[Figure record listings]
----------

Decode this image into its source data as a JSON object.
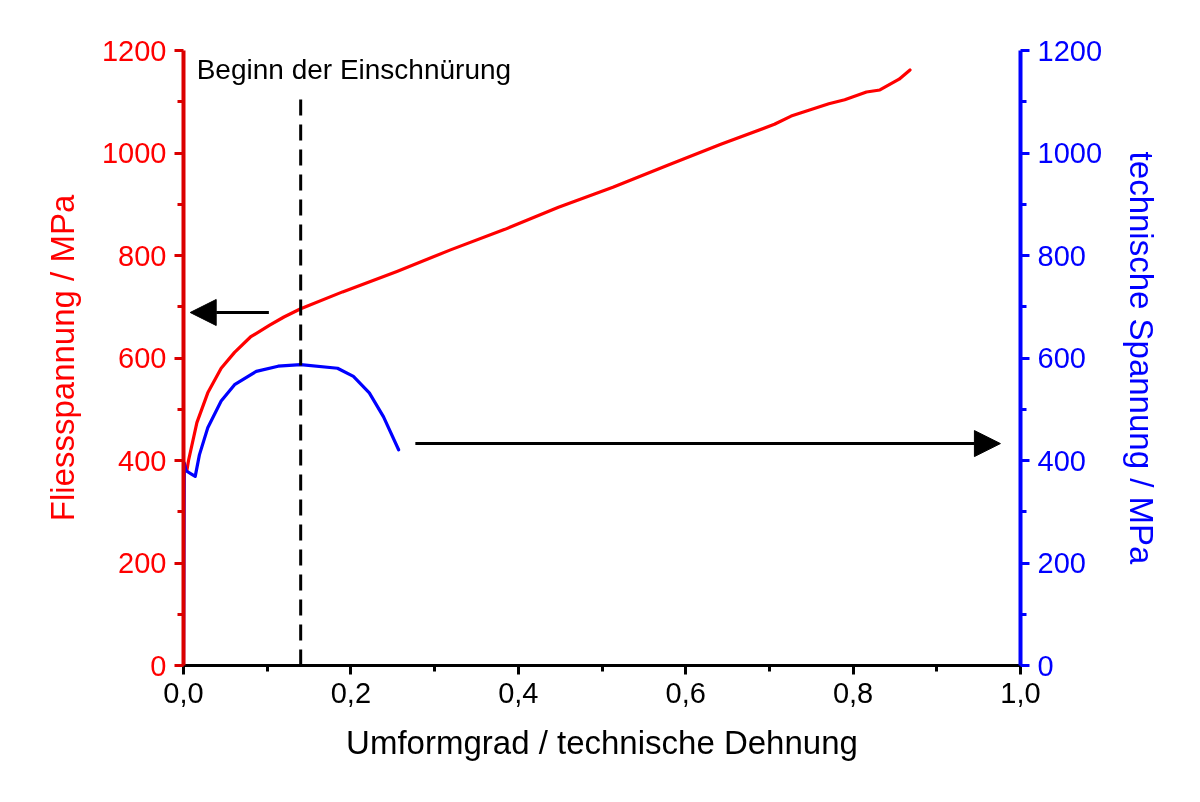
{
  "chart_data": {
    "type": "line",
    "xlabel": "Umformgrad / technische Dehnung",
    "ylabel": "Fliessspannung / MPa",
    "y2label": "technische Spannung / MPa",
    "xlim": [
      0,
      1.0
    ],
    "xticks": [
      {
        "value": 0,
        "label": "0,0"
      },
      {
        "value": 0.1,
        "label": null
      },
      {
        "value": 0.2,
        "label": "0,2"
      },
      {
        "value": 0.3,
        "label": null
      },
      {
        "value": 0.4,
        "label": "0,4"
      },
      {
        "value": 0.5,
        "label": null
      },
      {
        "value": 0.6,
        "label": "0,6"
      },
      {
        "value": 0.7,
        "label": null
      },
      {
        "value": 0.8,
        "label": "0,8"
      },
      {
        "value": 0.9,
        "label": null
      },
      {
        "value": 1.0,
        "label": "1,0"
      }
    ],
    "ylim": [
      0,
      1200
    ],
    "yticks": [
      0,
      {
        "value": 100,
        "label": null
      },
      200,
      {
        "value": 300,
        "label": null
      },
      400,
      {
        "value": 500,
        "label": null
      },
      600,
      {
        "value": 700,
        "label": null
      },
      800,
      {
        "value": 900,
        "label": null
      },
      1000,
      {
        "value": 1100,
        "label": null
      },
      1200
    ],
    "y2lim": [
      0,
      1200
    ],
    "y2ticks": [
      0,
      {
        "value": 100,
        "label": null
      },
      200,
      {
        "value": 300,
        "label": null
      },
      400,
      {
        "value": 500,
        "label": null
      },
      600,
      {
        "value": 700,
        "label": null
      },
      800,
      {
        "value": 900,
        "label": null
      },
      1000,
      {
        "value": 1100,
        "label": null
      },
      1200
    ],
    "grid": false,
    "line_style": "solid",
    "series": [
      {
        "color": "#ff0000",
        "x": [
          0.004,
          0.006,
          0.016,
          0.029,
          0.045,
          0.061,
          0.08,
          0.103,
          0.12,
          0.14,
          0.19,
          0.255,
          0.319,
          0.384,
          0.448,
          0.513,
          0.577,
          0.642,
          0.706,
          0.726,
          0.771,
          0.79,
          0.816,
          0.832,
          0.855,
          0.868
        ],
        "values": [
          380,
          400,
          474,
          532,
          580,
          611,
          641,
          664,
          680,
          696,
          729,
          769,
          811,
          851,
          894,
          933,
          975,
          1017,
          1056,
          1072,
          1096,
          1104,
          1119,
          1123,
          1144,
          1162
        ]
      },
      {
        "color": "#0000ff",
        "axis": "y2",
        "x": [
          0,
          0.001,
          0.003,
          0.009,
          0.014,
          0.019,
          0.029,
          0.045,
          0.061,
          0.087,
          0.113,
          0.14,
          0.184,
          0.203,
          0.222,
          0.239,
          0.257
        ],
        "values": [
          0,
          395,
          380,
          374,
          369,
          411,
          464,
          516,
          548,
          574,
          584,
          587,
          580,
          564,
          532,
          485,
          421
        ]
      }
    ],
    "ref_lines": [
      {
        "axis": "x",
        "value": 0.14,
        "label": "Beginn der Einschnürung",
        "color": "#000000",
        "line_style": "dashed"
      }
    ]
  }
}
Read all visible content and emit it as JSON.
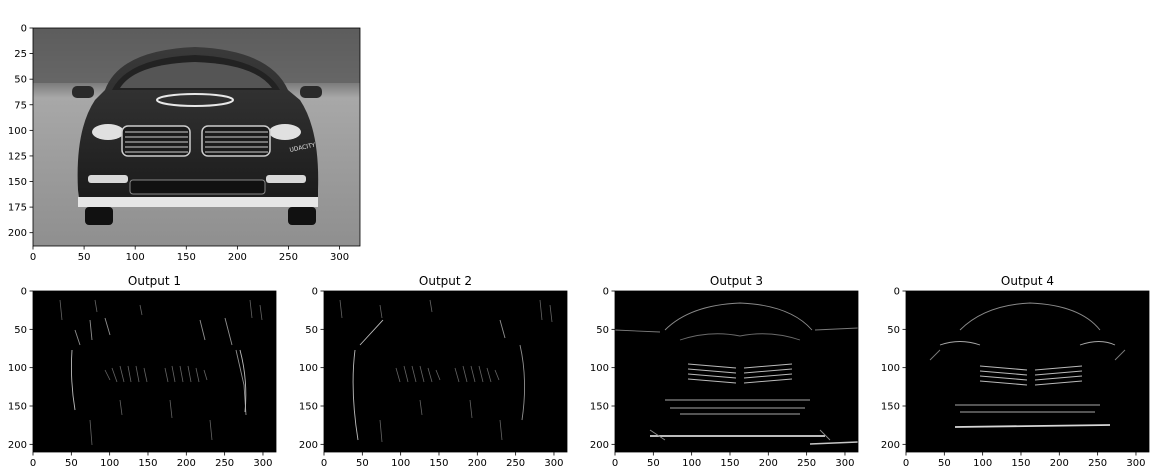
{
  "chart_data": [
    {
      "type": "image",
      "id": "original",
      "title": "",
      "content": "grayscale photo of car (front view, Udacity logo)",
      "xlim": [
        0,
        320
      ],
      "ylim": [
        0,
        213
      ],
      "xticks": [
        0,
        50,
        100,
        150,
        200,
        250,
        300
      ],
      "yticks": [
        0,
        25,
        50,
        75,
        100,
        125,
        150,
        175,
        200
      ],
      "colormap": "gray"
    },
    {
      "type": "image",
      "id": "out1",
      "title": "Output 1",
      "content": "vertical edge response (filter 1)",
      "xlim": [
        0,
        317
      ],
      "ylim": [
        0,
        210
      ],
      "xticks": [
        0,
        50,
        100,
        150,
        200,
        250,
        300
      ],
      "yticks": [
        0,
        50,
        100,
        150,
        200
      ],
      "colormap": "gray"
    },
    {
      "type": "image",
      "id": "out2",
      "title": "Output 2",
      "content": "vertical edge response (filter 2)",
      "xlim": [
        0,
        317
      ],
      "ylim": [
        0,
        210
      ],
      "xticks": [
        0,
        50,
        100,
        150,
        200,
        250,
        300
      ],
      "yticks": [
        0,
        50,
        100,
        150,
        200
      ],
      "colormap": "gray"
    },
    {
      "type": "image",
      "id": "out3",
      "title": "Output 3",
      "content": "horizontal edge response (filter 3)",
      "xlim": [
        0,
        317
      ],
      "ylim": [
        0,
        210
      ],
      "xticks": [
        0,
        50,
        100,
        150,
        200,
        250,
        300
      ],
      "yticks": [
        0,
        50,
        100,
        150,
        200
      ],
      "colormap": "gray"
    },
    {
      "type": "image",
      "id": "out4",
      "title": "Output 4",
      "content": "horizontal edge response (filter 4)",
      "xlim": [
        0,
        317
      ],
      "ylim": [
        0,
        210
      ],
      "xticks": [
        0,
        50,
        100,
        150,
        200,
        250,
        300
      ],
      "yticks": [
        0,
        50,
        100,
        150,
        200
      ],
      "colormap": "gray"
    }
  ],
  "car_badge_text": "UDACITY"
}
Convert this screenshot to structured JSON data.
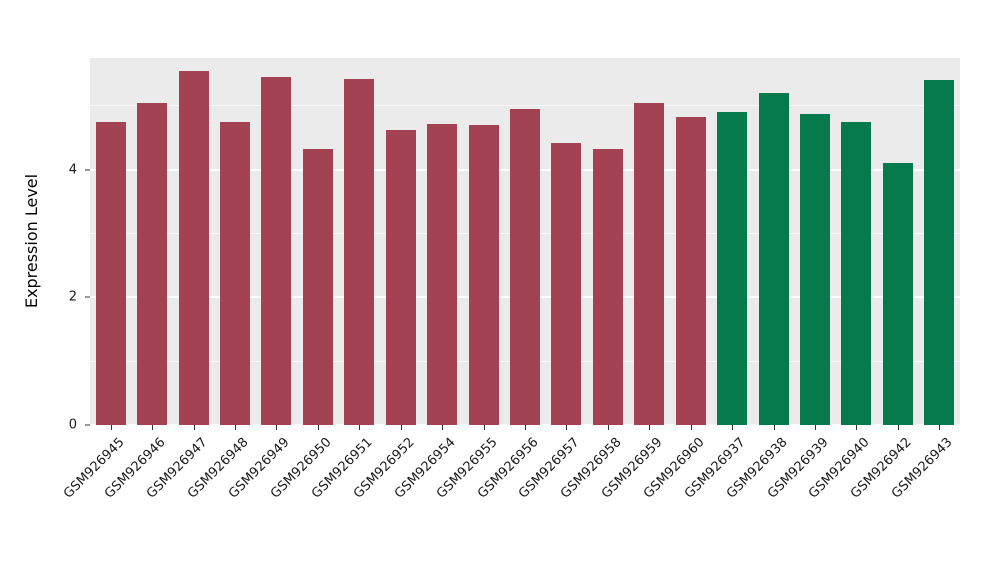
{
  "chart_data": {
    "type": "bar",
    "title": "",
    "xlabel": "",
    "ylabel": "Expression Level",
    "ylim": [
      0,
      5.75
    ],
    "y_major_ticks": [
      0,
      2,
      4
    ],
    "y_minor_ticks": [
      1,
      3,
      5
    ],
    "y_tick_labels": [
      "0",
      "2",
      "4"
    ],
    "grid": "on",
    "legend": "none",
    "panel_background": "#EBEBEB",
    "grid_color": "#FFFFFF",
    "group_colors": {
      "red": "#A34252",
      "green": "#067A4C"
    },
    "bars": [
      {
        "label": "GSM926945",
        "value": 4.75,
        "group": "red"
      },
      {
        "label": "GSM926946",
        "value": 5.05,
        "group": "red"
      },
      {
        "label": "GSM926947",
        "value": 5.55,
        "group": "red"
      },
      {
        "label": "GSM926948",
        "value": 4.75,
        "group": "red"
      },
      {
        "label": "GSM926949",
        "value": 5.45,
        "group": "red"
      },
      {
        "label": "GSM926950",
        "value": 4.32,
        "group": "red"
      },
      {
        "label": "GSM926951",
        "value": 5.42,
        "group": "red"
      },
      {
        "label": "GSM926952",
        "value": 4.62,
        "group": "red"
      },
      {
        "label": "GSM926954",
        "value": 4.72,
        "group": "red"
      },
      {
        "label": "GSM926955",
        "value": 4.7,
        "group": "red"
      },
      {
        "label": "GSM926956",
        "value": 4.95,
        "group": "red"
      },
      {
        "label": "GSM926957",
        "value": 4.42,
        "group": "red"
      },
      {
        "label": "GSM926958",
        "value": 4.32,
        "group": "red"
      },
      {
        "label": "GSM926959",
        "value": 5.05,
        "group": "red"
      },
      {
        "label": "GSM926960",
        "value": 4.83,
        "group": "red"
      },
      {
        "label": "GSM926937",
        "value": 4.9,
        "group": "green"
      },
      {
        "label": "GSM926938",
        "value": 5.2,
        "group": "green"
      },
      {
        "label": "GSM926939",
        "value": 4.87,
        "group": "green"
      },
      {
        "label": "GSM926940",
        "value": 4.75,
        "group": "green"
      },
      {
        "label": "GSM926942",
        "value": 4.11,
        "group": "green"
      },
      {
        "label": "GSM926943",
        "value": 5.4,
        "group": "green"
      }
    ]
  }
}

----------

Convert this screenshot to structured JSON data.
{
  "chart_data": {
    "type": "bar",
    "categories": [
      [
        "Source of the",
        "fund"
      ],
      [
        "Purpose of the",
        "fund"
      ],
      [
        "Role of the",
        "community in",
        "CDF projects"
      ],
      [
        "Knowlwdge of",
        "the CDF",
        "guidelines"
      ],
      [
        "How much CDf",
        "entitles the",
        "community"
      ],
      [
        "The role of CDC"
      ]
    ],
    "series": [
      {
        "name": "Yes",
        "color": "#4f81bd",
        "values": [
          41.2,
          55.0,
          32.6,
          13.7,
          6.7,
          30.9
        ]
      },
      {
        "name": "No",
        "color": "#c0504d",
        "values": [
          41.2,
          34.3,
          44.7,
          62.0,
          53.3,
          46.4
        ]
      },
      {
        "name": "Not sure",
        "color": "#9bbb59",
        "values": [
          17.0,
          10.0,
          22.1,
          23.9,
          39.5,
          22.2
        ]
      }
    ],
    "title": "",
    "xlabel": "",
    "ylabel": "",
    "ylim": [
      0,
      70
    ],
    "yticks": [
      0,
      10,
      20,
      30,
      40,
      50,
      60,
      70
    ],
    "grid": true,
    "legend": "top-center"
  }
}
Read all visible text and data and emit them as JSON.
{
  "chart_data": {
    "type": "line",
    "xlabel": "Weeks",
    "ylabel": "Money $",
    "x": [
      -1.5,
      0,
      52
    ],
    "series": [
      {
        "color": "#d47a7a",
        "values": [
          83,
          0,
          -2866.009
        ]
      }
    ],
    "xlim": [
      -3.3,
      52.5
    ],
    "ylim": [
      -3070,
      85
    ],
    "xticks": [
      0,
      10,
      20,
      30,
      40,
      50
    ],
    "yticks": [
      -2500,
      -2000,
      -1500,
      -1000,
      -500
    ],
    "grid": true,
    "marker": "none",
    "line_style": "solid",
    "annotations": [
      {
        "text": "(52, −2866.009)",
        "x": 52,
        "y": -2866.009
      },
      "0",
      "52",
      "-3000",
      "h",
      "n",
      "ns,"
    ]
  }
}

----------

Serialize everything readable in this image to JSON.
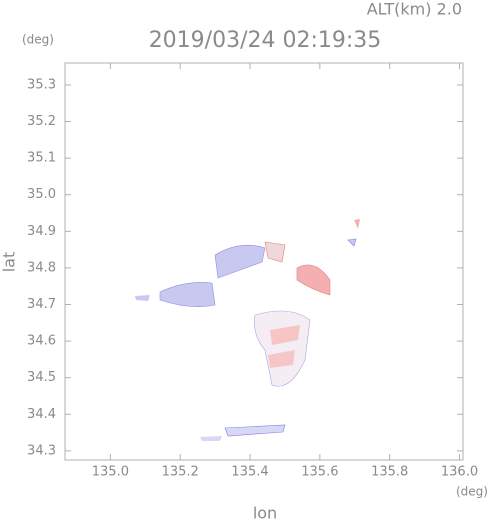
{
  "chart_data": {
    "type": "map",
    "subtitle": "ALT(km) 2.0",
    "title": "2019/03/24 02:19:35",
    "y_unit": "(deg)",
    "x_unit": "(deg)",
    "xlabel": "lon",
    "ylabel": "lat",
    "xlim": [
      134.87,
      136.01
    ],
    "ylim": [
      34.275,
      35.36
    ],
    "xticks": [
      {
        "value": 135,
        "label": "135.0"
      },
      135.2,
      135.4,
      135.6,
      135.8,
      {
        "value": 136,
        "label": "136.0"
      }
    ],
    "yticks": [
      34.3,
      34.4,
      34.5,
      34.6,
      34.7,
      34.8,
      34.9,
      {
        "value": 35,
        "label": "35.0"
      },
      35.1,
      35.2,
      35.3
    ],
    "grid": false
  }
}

----------

▸ SET PROBLEM
Look over the material above and show each line where "visible" appears.

▸ EXERCISE SOLUTION
Read all visible content and emit it as JSON.
Read all visible text and data and emit them as JSON.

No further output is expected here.